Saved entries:

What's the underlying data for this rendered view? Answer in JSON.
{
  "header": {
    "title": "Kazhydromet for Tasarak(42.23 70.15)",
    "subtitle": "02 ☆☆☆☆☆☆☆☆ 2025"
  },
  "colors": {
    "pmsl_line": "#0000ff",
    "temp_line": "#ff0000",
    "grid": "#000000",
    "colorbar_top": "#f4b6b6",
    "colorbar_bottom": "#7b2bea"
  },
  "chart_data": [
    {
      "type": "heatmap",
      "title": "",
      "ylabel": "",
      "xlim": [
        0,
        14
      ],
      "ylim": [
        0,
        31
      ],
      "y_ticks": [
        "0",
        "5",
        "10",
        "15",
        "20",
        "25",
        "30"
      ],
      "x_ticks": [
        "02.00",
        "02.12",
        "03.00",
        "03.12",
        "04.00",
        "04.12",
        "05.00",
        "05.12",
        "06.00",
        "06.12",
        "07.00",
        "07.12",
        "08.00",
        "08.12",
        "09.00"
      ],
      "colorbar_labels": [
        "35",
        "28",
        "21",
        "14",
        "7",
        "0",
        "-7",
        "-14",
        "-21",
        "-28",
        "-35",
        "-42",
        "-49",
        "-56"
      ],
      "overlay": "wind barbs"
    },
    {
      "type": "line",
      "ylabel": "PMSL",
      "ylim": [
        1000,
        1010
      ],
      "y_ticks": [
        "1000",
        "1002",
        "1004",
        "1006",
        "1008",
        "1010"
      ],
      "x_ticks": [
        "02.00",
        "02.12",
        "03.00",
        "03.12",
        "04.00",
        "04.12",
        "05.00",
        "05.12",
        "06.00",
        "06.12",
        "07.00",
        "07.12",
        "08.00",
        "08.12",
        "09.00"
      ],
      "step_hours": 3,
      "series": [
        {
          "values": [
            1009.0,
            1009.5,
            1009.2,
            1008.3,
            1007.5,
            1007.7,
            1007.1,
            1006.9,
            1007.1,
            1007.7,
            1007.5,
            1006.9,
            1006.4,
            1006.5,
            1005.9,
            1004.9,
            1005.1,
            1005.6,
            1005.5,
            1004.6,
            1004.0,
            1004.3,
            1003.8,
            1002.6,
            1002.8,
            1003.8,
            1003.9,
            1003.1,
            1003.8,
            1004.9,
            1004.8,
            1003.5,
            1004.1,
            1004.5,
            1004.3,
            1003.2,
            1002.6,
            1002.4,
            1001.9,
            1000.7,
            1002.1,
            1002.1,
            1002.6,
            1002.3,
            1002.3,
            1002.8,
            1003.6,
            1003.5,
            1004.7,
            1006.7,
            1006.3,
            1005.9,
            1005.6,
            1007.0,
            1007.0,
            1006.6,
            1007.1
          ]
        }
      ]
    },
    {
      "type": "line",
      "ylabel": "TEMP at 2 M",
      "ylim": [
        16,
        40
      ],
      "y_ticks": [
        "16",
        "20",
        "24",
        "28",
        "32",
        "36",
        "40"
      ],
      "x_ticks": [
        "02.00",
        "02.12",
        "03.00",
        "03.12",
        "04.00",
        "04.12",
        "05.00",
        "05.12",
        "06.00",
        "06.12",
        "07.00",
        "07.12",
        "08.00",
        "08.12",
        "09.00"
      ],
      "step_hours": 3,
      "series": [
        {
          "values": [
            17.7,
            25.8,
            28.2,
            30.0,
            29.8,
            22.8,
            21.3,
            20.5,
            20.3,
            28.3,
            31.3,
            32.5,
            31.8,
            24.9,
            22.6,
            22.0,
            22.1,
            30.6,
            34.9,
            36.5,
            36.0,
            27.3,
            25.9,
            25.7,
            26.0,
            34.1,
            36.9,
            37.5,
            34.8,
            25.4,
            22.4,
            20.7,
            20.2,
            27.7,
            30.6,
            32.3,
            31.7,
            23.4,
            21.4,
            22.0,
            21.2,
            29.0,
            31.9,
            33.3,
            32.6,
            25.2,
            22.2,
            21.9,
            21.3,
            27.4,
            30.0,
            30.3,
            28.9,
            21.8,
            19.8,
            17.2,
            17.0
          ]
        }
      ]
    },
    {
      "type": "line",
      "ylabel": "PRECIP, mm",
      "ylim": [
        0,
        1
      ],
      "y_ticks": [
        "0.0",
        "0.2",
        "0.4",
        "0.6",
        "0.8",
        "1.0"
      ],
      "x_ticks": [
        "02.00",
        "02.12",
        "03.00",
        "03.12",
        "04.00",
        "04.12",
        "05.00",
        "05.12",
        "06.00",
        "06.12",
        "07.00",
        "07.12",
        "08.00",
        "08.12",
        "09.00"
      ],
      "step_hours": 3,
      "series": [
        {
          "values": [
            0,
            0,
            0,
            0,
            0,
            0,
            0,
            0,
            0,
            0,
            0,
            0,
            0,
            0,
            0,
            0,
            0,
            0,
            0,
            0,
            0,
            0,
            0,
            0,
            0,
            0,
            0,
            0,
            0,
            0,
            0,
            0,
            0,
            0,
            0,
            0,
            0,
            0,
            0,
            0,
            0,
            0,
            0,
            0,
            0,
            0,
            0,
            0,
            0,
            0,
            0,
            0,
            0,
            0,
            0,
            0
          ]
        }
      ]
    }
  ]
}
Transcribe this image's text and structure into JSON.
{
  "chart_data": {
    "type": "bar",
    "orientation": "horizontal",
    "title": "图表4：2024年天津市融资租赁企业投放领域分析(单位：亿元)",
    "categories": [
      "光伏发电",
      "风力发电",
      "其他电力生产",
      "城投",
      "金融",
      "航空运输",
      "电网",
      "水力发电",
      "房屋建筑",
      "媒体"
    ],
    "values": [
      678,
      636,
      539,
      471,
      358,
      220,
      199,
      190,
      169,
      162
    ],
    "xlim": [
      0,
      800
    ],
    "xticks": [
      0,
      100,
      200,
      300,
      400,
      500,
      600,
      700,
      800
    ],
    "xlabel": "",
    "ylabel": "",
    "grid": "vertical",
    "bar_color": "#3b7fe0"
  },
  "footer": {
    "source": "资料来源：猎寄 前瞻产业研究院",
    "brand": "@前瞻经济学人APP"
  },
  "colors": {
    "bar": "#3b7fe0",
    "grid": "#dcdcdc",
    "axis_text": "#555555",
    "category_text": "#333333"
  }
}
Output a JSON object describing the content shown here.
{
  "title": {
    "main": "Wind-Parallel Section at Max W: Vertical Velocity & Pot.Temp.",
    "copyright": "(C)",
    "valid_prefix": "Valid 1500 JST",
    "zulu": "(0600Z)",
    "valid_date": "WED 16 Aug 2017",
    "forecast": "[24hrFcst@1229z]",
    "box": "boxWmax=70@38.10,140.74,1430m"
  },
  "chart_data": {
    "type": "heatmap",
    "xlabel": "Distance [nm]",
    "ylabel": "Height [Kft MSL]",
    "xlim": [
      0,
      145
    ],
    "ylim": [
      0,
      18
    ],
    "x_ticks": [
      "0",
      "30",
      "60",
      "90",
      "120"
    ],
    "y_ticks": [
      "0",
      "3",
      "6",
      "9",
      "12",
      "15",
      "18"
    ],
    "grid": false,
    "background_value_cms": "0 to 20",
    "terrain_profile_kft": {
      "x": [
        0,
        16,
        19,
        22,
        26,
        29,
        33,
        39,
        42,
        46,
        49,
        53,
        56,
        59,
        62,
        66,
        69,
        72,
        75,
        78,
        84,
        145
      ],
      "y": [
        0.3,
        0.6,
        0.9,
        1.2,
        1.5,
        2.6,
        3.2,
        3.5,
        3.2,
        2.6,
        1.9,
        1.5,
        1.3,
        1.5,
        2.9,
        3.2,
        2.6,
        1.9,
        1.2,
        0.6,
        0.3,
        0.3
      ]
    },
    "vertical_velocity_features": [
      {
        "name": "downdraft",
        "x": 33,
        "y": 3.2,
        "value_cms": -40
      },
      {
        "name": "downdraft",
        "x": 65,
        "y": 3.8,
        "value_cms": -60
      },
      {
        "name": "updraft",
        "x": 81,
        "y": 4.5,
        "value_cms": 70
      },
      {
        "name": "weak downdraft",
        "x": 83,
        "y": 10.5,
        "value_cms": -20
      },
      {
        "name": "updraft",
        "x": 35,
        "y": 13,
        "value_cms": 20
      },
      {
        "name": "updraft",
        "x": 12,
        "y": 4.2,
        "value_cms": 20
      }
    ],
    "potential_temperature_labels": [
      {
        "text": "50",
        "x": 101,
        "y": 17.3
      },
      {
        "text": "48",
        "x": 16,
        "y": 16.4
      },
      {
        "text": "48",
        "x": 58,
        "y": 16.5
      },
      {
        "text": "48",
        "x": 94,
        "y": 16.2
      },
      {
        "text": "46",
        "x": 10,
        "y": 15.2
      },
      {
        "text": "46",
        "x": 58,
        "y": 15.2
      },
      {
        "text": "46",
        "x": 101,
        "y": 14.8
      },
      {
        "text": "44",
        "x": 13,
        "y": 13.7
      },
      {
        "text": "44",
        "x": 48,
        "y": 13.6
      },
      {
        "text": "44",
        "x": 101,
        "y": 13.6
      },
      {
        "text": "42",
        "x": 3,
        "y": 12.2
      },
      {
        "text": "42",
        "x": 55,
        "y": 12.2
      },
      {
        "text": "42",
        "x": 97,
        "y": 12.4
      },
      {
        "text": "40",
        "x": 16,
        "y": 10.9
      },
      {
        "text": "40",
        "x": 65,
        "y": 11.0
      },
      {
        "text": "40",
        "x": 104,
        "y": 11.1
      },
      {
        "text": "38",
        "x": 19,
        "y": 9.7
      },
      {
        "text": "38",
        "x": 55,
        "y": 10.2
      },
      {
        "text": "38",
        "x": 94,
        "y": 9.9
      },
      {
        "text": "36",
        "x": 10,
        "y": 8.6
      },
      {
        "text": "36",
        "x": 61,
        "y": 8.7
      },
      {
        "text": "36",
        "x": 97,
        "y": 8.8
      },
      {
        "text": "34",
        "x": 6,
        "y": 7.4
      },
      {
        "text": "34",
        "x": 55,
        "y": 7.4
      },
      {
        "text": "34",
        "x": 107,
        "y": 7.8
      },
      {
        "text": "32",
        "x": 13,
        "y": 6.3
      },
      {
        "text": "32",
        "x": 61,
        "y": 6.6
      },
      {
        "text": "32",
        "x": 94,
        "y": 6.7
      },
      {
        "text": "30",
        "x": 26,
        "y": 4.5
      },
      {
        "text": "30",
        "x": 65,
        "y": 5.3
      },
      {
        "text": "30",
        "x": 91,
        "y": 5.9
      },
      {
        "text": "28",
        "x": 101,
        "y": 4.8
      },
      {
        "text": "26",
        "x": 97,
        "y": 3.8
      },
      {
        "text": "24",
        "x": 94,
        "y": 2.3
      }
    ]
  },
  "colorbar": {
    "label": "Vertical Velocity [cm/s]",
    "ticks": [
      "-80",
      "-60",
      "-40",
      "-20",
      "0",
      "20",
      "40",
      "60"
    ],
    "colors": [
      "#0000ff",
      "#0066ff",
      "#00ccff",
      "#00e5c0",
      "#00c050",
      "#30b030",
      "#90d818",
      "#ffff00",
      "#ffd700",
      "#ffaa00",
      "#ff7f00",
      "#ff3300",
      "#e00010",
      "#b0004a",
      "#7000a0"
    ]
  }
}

Your instructions: Check all the records above and select each line where the string "JSON" is found.

The solution:
What's the underlying data for this rendered view? Answer in JSON.
Transcribe this image's text and structure into JSON.
Output a JSON object describing the content shown here.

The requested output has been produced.